>>>

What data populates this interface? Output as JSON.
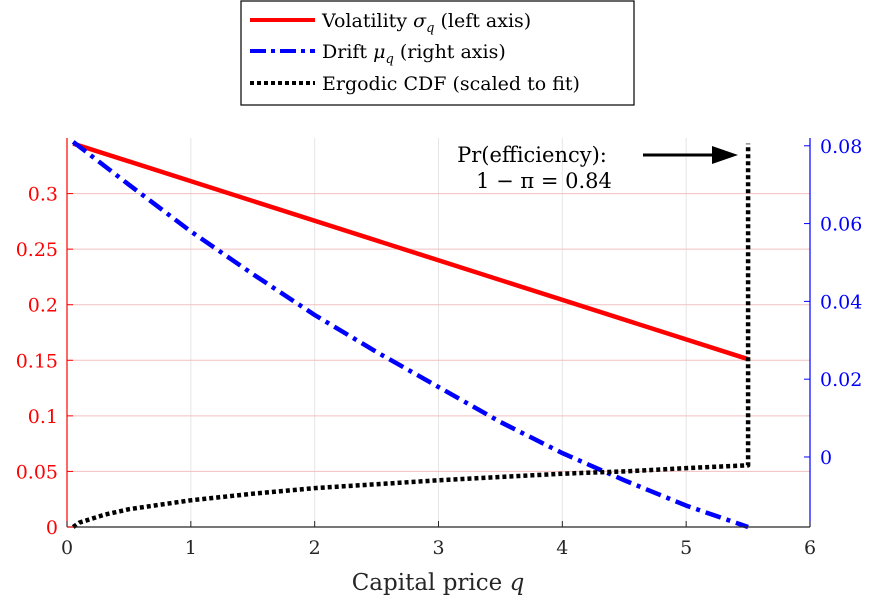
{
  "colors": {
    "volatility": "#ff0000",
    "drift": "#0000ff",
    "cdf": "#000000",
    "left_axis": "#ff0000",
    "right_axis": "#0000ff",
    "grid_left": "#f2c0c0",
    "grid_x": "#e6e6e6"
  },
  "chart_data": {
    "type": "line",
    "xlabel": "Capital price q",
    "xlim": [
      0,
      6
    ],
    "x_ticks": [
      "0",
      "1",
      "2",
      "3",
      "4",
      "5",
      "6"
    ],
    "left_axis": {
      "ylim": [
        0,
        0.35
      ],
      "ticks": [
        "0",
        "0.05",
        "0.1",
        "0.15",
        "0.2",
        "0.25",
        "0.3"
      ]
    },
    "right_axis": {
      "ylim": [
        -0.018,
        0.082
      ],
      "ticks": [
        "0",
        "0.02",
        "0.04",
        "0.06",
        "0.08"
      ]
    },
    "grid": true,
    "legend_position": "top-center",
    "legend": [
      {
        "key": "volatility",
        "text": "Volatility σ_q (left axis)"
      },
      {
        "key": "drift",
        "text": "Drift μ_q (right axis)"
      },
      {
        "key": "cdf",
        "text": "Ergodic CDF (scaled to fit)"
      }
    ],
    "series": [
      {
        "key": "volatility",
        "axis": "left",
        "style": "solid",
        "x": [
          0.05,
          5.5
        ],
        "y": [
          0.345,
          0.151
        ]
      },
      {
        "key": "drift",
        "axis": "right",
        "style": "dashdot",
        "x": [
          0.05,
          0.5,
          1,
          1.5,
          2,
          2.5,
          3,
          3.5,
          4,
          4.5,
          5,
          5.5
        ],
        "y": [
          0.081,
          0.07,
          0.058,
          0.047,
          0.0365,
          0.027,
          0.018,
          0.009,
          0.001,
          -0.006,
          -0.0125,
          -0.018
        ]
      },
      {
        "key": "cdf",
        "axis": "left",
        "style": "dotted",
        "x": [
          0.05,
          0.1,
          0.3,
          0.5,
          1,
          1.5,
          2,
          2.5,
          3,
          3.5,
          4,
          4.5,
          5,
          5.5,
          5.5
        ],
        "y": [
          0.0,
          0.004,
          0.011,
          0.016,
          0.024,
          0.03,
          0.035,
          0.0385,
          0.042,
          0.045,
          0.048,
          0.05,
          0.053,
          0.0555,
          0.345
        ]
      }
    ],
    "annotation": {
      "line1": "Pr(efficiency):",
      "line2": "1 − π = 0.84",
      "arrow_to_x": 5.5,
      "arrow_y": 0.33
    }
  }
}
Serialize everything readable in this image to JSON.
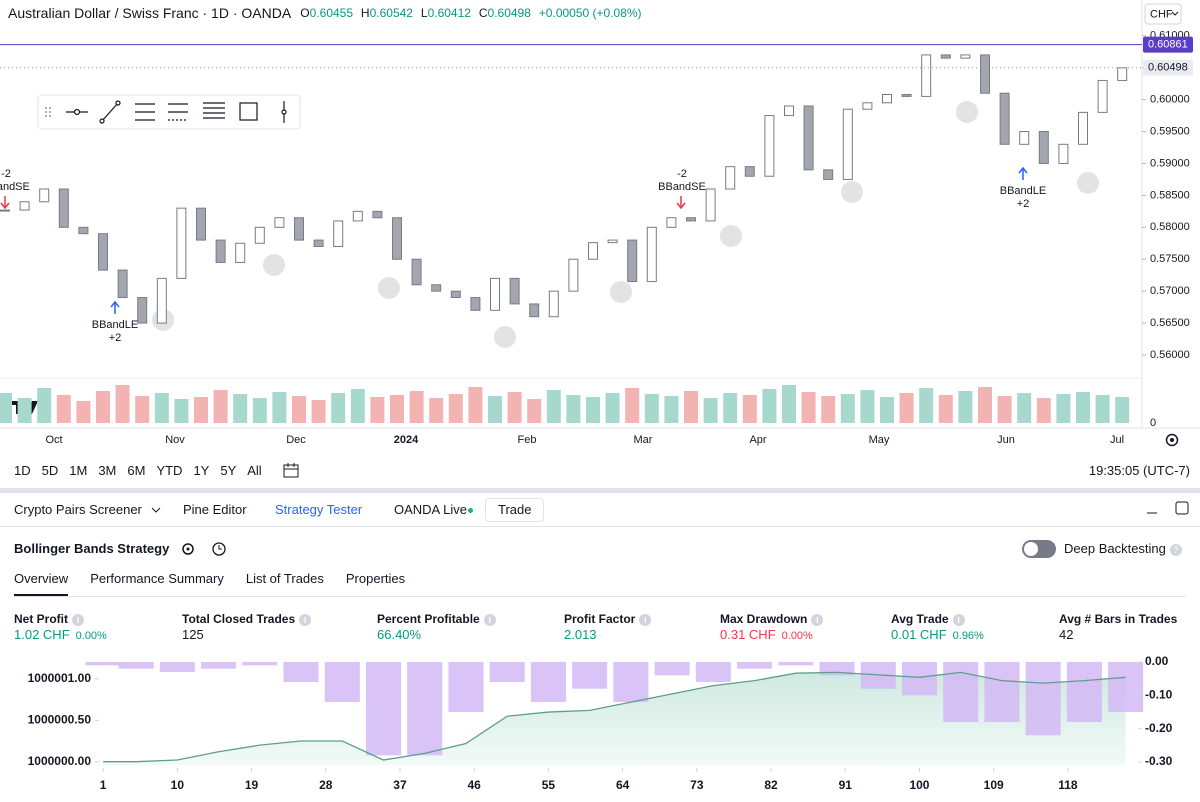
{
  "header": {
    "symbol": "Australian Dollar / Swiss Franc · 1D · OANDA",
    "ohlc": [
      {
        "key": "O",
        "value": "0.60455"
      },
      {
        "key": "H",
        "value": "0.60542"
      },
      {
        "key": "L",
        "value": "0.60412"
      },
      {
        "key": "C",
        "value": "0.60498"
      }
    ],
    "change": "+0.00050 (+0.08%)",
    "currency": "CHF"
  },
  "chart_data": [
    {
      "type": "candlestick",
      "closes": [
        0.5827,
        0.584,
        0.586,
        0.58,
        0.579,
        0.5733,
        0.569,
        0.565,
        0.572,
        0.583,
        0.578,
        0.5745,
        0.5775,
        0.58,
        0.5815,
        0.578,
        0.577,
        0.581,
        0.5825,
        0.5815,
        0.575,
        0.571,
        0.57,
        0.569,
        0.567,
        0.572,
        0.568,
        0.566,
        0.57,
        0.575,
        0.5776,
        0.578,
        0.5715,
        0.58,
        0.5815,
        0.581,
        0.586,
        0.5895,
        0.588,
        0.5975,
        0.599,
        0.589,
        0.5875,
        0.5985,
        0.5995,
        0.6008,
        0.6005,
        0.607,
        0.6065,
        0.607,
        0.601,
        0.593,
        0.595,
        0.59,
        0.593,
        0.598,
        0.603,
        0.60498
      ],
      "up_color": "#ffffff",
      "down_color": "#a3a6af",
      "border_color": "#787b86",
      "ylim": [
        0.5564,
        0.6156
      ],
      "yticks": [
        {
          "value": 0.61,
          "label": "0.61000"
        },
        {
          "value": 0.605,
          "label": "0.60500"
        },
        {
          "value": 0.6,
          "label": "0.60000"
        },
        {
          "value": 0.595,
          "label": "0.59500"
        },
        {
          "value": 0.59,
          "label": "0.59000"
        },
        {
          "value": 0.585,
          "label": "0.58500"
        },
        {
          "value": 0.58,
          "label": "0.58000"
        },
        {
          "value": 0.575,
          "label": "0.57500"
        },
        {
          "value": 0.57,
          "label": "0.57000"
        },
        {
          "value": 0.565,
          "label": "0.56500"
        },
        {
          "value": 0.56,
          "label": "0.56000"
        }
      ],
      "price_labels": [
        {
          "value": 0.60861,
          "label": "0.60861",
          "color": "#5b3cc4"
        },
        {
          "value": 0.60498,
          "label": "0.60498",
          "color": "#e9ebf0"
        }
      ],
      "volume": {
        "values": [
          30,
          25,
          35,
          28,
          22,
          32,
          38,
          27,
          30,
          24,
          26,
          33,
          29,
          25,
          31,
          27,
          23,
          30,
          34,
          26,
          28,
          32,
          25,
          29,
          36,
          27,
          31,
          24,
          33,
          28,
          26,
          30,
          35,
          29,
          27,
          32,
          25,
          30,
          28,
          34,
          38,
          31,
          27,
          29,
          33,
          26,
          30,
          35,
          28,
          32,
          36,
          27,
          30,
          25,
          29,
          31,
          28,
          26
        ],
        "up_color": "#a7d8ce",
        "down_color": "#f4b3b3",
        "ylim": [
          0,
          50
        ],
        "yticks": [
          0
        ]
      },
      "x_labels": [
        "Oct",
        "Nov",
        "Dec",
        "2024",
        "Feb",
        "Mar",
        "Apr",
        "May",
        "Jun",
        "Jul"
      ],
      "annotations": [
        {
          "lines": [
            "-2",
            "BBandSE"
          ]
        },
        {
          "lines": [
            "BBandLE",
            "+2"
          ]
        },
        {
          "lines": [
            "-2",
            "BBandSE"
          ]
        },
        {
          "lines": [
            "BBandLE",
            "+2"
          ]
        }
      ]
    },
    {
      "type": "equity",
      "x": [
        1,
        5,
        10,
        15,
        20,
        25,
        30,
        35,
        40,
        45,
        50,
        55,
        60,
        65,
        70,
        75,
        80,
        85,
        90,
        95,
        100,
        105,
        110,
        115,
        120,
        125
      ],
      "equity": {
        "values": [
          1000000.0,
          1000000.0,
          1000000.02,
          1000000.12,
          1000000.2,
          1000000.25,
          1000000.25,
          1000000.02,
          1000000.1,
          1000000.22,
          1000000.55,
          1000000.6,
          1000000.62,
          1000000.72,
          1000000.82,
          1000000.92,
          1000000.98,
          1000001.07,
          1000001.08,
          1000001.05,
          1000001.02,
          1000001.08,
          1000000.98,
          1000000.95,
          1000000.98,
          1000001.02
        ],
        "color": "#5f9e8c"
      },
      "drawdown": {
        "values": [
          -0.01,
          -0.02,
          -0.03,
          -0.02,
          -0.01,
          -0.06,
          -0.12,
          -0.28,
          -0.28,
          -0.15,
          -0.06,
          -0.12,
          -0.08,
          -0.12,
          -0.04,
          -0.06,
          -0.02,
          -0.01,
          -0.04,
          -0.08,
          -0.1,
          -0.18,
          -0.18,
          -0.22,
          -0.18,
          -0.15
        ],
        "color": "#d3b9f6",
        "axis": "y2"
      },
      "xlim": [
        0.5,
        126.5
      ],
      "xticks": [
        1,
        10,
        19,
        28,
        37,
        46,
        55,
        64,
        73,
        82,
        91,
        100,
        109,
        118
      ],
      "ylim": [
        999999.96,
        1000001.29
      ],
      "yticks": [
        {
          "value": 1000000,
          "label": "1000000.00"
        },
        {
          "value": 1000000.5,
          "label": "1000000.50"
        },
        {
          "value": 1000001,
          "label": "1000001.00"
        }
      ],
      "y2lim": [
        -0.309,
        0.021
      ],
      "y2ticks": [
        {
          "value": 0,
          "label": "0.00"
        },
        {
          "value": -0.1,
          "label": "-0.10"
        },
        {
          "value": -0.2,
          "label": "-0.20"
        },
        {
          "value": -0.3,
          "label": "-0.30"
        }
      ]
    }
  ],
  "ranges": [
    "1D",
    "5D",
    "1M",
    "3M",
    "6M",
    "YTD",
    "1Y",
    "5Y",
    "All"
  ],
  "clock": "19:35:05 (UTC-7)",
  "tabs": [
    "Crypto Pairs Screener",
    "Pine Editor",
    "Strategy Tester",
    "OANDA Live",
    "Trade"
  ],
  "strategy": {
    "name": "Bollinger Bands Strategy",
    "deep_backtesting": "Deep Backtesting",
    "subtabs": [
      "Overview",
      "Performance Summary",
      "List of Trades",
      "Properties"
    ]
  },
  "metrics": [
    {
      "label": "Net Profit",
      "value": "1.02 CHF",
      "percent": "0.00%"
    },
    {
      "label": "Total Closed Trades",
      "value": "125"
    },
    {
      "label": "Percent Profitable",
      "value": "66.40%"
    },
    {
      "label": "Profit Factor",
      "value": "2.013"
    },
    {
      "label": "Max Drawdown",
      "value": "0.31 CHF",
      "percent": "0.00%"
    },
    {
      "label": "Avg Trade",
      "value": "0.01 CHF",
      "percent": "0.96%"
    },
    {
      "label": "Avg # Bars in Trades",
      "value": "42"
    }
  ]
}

<<<

Problem requirements >> Above are the entries; count how many of their lines contain the word "this" and give only that number.

Answer to the exercise >> 2